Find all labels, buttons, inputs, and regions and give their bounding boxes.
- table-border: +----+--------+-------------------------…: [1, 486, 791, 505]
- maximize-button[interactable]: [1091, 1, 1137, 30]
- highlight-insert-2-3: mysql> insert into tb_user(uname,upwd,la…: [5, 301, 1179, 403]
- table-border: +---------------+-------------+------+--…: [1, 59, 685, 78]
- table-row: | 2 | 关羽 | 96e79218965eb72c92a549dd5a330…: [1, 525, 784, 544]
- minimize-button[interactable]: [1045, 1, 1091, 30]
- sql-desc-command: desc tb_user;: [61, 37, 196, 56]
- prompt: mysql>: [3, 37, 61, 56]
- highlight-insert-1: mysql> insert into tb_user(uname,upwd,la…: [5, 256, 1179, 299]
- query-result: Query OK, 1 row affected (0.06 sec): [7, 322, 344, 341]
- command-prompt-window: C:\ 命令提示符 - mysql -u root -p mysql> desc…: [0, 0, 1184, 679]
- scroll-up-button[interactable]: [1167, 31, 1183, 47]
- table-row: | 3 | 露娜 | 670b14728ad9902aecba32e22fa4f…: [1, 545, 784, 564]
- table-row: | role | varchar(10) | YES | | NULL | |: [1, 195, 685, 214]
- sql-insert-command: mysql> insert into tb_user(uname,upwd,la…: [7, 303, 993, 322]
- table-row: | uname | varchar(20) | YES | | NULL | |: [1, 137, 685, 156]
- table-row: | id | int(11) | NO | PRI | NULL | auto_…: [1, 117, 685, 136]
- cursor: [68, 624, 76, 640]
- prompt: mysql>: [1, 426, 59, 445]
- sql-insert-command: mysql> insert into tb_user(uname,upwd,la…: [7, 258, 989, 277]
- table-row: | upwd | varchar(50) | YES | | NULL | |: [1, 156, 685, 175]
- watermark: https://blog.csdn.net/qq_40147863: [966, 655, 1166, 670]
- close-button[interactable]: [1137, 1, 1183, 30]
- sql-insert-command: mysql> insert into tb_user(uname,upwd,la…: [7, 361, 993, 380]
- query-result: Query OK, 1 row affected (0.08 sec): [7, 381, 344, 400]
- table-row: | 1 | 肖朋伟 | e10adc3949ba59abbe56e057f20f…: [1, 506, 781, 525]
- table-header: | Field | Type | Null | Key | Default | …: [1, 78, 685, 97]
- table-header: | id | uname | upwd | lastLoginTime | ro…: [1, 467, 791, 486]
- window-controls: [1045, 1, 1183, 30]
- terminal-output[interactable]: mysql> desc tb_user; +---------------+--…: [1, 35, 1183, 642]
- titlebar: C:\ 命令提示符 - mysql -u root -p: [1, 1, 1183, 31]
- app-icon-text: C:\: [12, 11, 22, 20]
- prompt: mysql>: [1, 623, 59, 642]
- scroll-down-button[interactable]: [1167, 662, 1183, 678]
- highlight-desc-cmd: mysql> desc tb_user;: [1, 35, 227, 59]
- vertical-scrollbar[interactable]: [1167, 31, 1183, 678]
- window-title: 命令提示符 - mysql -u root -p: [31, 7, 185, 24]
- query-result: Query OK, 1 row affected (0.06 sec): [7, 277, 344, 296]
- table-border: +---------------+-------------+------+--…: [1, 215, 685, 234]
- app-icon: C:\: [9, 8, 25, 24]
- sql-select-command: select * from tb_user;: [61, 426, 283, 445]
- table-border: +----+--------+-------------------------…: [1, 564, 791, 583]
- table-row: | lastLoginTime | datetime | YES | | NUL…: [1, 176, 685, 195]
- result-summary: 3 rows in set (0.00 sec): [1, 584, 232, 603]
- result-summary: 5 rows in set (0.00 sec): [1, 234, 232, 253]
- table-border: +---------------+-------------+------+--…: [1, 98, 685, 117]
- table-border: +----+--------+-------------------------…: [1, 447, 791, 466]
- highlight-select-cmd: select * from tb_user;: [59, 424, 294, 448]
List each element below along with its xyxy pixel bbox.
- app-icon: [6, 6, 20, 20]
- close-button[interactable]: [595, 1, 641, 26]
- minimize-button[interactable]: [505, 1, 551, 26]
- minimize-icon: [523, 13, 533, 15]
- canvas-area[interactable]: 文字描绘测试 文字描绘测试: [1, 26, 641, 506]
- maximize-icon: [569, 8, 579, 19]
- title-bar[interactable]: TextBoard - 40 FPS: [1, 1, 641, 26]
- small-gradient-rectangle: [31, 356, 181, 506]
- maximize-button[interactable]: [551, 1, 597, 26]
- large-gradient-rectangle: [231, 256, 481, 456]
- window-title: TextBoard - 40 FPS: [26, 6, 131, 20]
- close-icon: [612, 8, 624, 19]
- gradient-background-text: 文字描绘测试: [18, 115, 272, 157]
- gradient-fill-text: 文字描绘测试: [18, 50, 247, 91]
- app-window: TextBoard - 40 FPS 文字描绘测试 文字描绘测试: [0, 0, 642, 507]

· · ·

» Objective:
Retype the material word for word, beginning with its very first line and continuing through the line that contains "- table-row: | uname", with both of those lines included.

» Solution for this problem:
Find all labels, buttons, inputs, and regions and give their bounding boxes.
- table-border: +----+--------+-------------------------…: [1, 486, 791, 505]
- maximize-button[interactable]: [1091, 1, 1137, 30]
- highlight-insert-2-3: mysql> insert into tb_user(uname,upwd,la…: [5, 301, 1179, 403]
- table-border: +---------------+-------------+------+--…: [1, 59, 685, 78]
- table-row: | 2 | 关羽 | 96e79218965eb72c92a549dd5a330…: [1, 525, 784, 544]
- minimize-button[interactable]: [1045, 1, 1091, 30]
- sql-desc-command: desc tb_user;: [61, 37, 196, 56]
- prompt: mysql>: [3, 37, 61, 56]
- highlight-insert-1: mysql> insert into tb_user(uname,upwd,la…: [5, 256, 1179, 299]
- query-result: Query OK, 1 row affected (0.06 sec): [7, 322, 344, 341]
- command-prompt-window: C:\ 命令提示符 - mysql -u root -p mysql> desc…: [0, 0, 1184, 679]
- scroll-up-button[interactable]: [1167, 31, 1183, 47]
- table-row: | 3 | 露娜 | 670b14728ad9902aecba32e22fa4f…: [1, 545, 784, 564]
- table-row: | role | varchar(10) | YES | | NULL | |: [1, 195, 685, 214]
- sql-insert-command: mysql> insert into tb_user(uname,upwd,la…: [7, 303, 993, 322]
- table-row: | uname | varchar(20) | YES | | NULL | |: [1, 137, 685, 156]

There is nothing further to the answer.